### WRITTEN PROBLEM:
Present each line of the entries below that holds the word "alguien".

— begin INPUT —

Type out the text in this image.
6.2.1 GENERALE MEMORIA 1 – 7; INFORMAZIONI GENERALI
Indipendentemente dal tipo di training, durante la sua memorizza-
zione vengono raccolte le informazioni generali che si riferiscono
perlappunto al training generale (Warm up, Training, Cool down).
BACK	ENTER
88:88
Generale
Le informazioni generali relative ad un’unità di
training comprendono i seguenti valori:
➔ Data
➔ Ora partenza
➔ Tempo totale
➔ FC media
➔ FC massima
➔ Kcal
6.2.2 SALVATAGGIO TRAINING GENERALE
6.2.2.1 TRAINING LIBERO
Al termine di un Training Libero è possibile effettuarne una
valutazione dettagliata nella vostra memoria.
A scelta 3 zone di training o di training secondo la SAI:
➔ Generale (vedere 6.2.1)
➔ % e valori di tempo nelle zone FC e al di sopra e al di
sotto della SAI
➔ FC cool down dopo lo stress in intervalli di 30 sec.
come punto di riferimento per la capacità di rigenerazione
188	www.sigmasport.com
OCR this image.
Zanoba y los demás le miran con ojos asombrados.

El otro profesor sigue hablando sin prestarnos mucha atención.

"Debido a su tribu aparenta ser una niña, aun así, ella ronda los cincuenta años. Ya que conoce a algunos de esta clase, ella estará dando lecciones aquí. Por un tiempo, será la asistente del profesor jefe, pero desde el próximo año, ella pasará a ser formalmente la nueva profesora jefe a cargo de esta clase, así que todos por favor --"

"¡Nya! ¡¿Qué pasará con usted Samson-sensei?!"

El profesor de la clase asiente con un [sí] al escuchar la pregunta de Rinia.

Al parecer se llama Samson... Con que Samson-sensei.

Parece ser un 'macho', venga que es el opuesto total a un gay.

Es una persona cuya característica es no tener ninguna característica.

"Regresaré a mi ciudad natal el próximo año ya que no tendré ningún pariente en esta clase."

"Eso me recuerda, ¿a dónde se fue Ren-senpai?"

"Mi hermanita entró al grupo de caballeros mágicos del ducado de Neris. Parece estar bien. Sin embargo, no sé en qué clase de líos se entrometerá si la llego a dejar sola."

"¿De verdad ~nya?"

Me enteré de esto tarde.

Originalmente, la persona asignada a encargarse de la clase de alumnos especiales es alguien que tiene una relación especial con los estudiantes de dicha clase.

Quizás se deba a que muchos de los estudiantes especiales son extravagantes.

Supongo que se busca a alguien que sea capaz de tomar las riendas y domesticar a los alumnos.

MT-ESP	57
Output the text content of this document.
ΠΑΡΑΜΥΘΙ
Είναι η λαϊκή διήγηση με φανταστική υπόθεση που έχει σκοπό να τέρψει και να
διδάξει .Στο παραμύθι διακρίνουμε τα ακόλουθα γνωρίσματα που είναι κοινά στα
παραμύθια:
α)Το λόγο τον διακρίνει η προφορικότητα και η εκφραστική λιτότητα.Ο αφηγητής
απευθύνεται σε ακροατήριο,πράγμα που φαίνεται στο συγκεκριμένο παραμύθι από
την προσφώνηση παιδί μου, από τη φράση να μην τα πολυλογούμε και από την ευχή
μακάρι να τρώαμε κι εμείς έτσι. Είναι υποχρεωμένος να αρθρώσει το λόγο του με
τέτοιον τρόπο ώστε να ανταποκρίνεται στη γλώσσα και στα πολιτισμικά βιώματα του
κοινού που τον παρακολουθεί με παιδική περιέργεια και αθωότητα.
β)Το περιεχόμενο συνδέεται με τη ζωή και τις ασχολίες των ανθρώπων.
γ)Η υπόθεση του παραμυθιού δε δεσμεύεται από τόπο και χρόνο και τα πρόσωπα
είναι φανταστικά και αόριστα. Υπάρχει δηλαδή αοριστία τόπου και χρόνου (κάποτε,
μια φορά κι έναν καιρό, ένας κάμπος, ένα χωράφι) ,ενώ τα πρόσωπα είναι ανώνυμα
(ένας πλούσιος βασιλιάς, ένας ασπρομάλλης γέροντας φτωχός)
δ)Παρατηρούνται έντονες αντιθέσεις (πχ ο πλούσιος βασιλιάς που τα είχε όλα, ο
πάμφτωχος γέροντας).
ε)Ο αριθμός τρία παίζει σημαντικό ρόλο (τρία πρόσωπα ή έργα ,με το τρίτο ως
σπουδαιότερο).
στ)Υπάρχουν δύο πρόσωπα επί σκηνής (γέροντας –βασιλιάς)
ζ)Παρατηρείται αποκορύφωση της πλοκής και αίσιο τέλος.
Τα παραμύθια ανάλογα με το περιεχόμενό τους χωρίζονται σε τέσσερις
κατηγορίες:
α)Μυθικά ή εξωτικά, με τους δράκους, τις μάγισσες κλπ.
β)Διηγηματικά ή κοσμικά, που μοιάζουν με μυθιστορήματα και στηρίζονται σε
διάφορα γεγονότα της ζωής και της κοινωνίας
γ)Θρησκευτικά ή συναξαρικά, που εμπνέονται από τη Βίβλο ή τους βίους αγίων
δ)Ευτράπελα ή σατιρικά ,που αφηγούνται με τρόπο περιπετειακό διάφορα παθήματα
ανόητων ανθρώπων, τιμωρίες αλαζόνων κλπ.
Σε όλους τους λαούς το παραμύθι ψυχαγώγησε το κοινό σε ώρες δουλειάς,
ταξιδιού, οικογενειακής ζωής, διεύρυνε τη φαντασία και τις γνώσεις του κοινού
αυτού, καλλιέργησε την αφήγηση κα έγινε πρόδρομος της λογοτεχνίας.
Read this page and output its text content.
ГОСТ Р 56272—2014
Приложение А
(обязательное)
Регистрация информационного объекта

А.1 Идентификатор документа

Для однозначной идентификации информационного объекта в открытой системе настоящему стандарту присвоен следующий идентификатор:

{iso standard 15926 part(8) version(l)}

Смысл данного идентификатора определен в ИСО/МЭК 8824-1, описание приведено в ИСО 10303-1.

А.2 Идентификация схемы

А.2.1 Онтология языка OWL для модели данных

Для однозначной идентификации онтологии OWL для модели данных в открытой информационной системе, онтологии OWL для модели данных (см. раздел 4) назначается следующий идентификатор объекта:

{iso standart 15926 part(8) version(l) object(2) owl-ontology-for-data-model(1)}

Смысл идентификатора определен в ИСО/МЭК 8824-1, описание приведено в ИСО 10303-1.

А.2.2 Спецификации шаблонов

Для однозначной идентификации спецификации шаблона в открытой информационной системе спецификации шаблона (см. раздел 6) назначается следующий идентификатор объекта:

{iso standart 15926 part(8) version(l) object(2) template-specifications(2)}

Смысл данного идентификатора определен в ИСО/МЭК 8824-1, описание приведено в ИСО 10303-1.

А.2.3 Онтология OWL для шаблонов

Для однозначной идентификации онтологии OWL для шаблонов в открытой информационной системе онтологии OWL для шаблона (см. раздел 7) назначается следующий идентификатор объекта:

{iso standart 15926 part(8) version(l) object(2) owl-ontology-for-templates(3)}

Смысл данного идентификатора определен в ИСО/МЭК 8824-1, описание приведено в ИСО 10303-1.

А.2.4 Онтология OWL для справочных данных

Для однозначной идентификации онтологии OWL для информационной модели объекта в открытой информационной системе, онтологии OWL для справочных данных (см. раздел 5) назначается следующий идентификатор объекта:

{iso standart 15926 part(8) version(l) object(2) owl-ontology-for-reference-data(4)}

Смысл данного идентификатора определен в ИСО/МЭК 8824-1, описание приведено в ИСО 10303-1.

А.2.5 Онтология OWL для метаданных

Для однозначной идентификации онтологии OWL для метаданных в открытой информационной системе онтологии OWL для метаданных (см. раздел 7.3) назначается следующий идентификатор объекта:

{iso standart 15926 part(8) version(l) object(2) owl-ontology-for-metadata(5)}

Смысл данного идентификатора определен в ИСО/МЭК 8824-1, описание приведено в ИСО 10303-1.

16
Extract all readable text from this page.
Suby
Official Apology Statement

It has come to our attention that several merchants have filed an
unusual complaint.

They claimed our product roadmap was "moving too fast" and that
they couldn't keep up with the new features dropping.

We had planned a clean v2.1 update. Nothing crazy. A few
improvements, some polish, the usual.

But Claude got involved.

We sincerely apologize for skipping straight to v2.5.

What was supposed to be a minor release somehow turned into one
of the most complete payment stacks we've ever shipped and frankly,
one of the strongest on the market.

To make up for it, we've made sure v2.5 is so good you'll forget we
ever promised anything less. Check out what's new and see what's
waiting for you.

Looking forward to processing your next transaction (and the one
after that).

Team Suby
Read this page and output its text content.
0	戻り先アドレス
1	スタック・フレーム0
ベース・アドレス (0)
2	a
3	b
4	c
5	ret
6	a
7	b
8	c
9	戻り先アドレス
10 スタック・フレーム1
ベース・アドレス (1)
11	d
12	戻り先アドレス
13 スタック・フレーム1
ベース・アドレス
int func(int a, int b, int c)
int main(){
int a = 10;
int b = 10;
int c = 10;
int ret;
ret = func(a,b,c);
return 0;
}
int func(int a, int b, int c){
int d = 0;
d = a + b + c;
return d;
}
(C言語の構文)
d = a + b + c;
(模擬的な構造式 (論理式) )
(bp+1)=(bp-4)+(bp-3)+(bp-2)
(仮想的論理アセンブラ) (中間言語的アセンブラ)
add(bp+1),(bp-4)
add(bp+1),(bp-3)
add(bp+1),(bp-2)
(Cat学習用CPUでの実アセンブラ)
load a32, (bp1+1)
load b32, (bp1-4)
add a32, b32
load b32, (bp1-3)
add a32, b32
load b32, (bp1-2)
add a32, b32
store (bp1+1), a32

— end INPUT —

### PROBLEM SOLUTION:
Originalmente, la persona asignada a encargarse de la clase de alumnos especiales es alguien que tiene una relación especial con los estudiantes de dicha clase.
Supongo que se busca a alguien que sea capaz de tomar las riendas y domesticar a los alumnos.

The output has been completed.